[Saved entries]
──────────────────────────────

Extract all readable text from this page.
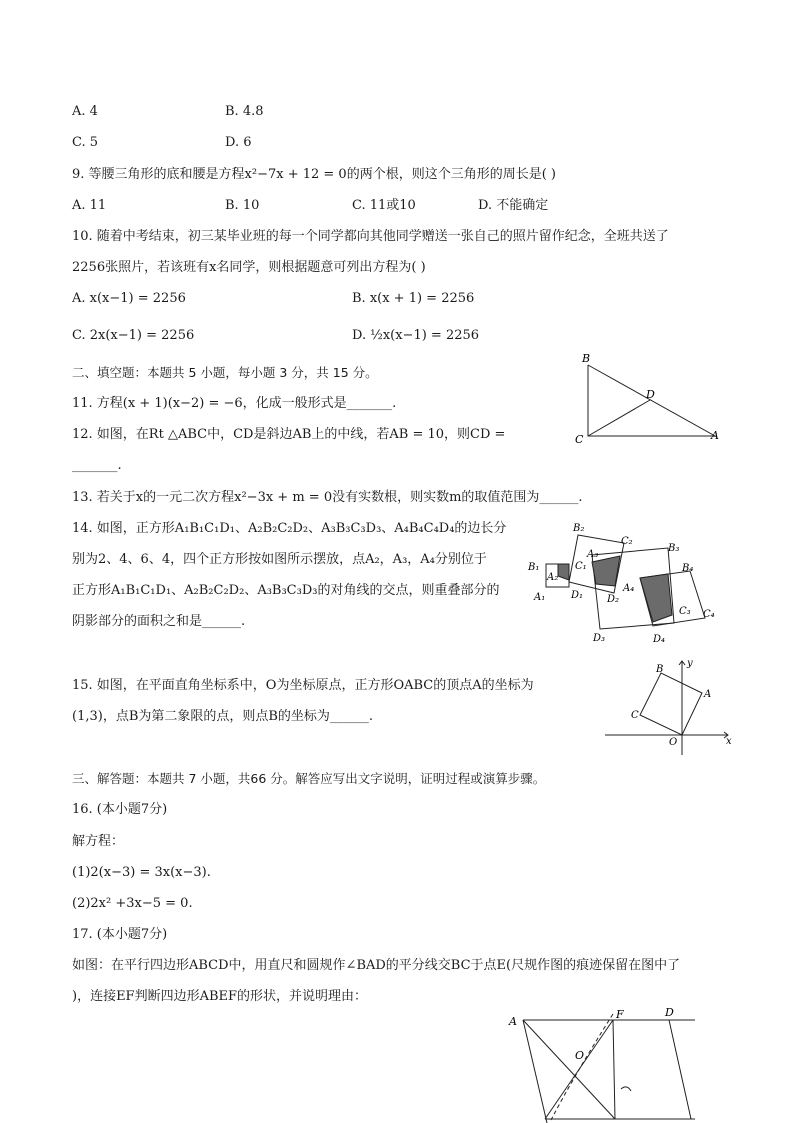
A. 4	B. 4.8
C. 5	D. 6
9. 等腰三角形的底和腰是方程x²−7x + 12 = 0的两个根，则这个三角形的周长是( )
A. 11	B. 10	C. 11或10	D. 不能确定
10. 随着中考结束，初三某毕业班的每一个同学都向其他同学赠送一张自己的照片留作纪念，全班共送了
2256张照片，若该班有x名同学，则根据题意可列出方程为( )
A. x(x−1) = 2256	B. x(x + 1) = 2256
C. 2x(x−1) = 2256	D. ½x(x−1) = 2256
二、填空题：本题共 5 小题，每小题 3 分，共 15 分。
11. 方程(x + 1)(x−2) = −6，化成一般形式是_______.
12. 如图，在Rt △ABC中，CD是斜边AB上的中线，若AB = 10，则CD =
_______.
13. 若关于x的一元二次方程x²−3x + m = 0没有实数根，则实数m的取值范围为______.
14. 如图，正方形A₁B₁C₁D₁、A₂B₂C₂D₂、A₃B₃C₃D₃、A₄B₄C₄D₄的边长分
别为2、4、6、4，四个正方形按如图所示摆放，点A₂，A₃，A₄分别位于
正方形A₁B₁C₁D₁、A₂B₂C₂D₂、A₃B₃C₃D₃的对角线的交点，则重叠部分的
阴影部分的面积之和是______.
15. 如图，在平面直角坐标系中，O为坐标原点，正方形OABC的顶点A的坐标为
(1,3)，点B为第二象限的点，则点B的坐标为______.
三、解答题：本题共 7 小题，共66 分。解答应写出文字说明，证明过程或演算步骤。
16. (本小题7分)
解方程：
(1)2(x−3) = 3x(x−3).
(2)2x² +3x−5 = 0.
17. (本小题7分)
如图：在平行四边形ABCD中，用直尺和圆规作∠BAD的平分线交BC于点E(尺规作图的痕迹保留在图中了
)，连接EF判断四边形ABEF的形状，并说明理由：
B
C	A
D
B₁
A₁
A₂
C₁
D₁
B₂
C₂
A₃
D₂
B₃
A₄
C₃
D₃
B₄
C₄
D₄
B
A
C
O	x
y
A
F	D
O
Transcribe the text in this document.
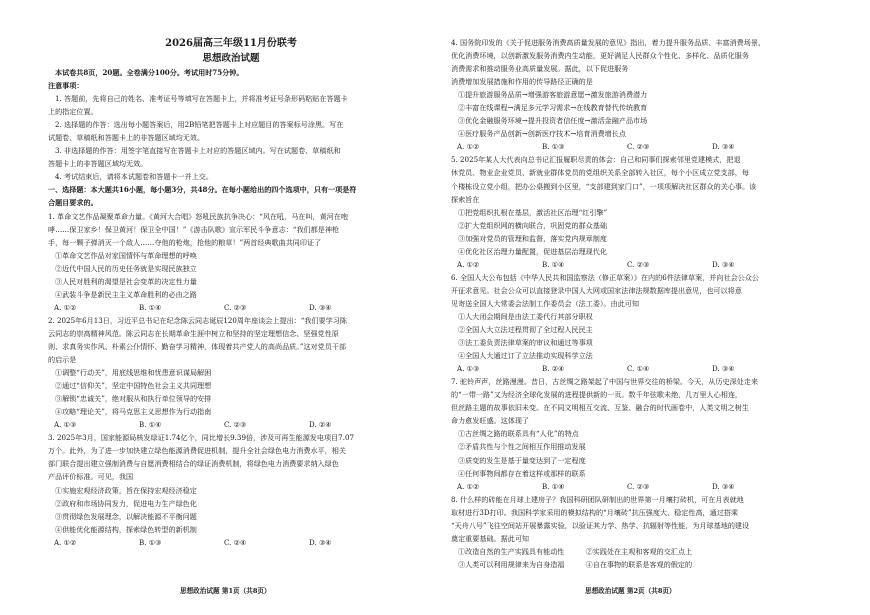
2026届高三年级11月份联考
思想政治试题
本试卷共8页，20题。全卷满分100分。考试用时75分钟。
注意事项：
1. 答题前，先将自己的姓名、准考证号等填写在答题卡上，并将准考证号条形码粘贴在答题卡
上的指定位置。
2. 选择题的作答：选出每小题答案后，用2B铅笔把答题卡上对应题目的答案标号涂黑。写在
试题卷、草稿纸和答题卡上的非答题区域均无效。
3. 非选择题的作答：用签字笔直接写在答题卡上对应的答题区域内。写在试题卷、草稿纸和
答题卡上的非答题区域均无效。
4. 考试结束后，请将本试题卷和答题卡一并上交。
一、选择题：本大题共16小题，每小题3分，共48分。在每小题给出的四个选项中，只有一项是符
合题目要求的。
1. 革命文艺作品凝聚革命力量。《黄河大合唱》怒吼民族抗争决心：“风在吼，马在叫，黄河在咆
哮……保卫家乡！保卫黄河！保卫全中国！”《游击队歌》宣示军民斗争意志：“我们都是神枪
手，每一颗子弹消灭一个敌人……夺他的枪炮，抢他的粮草！”两首经典歌曲共同印证了
①革命文艺作品对家国情怀与革命理想的呼唤
②近代中国人民的历史任务就是实现民族独立
③人民对胜利的渴望是社会变革的决定性力量
④武装斗争是新民主主义革命胜利的必由之路
A. ①②	B. ①④	C. ②③	D. ③④
2. 2025年6月13日，习近平总书记在纪念陈云同志诞辰120周年座谈会上提出：“我们要学习陈
云同志的崇高精神风范。陈云同志在长期革命生涯中树立和坚持的坚定理想信念、坚强党性原
则、求真务实作风、朴素公仆情怀、勤奋学习精神，体现着共产党人的高尚品质。”这对党员干部
的启示是
①调整“行动关”，用底线思维和忧患意识谋局解困
②通过“信仰关”，坚定中国特色社会主义共同理想
③解锁“忠诚关”，绝对服从和执行单位领导的安排
④攻略“理论关”，将马克思主义思想作为行动指南
A. ①③	B. ①④	C. ②③	D. ②④
3. 2025年3月，国家能源局核发绿证1.74亿个，同比增长9.39倍，涉及可再生能源发电项目7.07
万个。此外，为了进一步加快建立绿色能源消费促进机制，提升全社会绿色电力消费水平，相关
部门联合提出建立强制消费与自愿消费相结合的绿证消费机制，将绿色电力消费要求纳入绿色
产品评价标准。可见，我国
①实施宏观经济政策，旨在保持宏观经济稳定
②政府和市场协同发力，促进电力生产绿色化
③贯彻绿色发展理念，以解决能源不平衡问题
④供能优化能源结构，探索绿色转型的新机制
A. ①②	B. ①③	C. ②④	D. ③④
思想政治试题 第1页（共8页）
4. 国务院印发的《关于促进服务消费高质量发展的意见》指出，着力提升服务品质、丰富消费场景、
优化消费环境，以创新激发服务消费内生动能，更好满足人民群众个性化、多样化、品质化服务
消费需求和推动服务业高质量发展。据此，以下促进服务
消费增加发展措施和作用的传导路径正确的是
①提升旅游服务品质→增强游客旅游意愿→激发旅游消费潜力
②丰富在线课程→满足多元学习需求→在线教育替代传统教育
③优化金融服务环境→提升投资者信任度→激活金融产品市场
④医疗服务产品创新→创新医疗技术→培育消费增长点
A. ①②	B. ①③	C. ②③	D. ③④
5. 2025年某人大代表向总书记汇报履职尽责的体会：自己和同事们探索邻里党建模式，把退
休党员、物业企业党员、新就业群体党员的党组织关系全部转入社区，每个小区成立党支部，每
个楼栋设立党小组，把办公桌搬到小区里，“支部建到家门口”，一项项解决社区群众的关心事。该
探索旨在
①把党组织扎根在基层，激活社区治理“红引擎”
②扩大党组织网的横向联合，巩固党的群众基础
③加强对党员的管理和监督，落实党内规章制度
④优化社区治理力量配置，促进基层治理现代化
A. ①②	B. ①④	C. ②③	D. ③④
6. 全国人大公布包括《中华人民共和国监察法（修正草案）》在内的6件法律草案，并向社会公众公
开征求意见。社会公众可以直接登录中国人大网或国家法律法规数据库提出意见，也可以将意
见寄送全国人大常委会法制工作委员会（法工委）。由此可知
①人大闭会期间是由法工委代行其部分职权
②全国人大立法过程贯彻了全过程人民民主
③法工委负责法律草案的审议和通过等事项
④全国人大通过订了立法推动实现科学立法
A. ①③	B. ②④	C. ①④	D. ③④
7. 驼铃声声，丝路漫漫。昔日，古丝绸之路架起了中国与世界交往的桥梁。今天，从历史深处走来
的“一带一路”又为经济全球化发展的进程提供新的一页。数千年弦歌未绝，几万里人心相连，
但丝路主题的故事依旧未变。在不同文明相互交流、互鉴、融合的时代画卷中，人类文明之树生
命力愈发旺盛。这体现了
①古丝绸之路的联系具有“人化”的特点
②矛盾共性与个性之间相互作用推动发展
③质变的发生是基于量变达到了一定程度
④任何事物间都存在着这样或那样的联系
A. ①②	B. ①④	C. ②③	D. ③④
8. 什么样的砖能在月球上建房子？我国科研团队研制出的世界第一月壤打砖机，可在月表就地
取材进行3D打印。我国科学家采用的模拟结构的“月壤砖”抗压强度大、稳定性高，通过搭乘
“天舟八号”飞往空间站开展暴露实验，以验证其力学、热学、抗辐射等性能，为月球基地的建设
奠定重要基础。据此可知
①改造自然的生产实践具有能动性　　　②实践处在主观和客观的交汇点上
③人类可以利用规律来为自身造福　　　④自在事物的联系是客观的假定的
思想政治试题 第2页（共8页）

──────────────────────────────

WHAT YOU NEED TO DO:
Where a line of the records above holds the word "this", copy that line.

TASK ANSWER:
Extract all readable text from this page.
Transcribe the text in this document.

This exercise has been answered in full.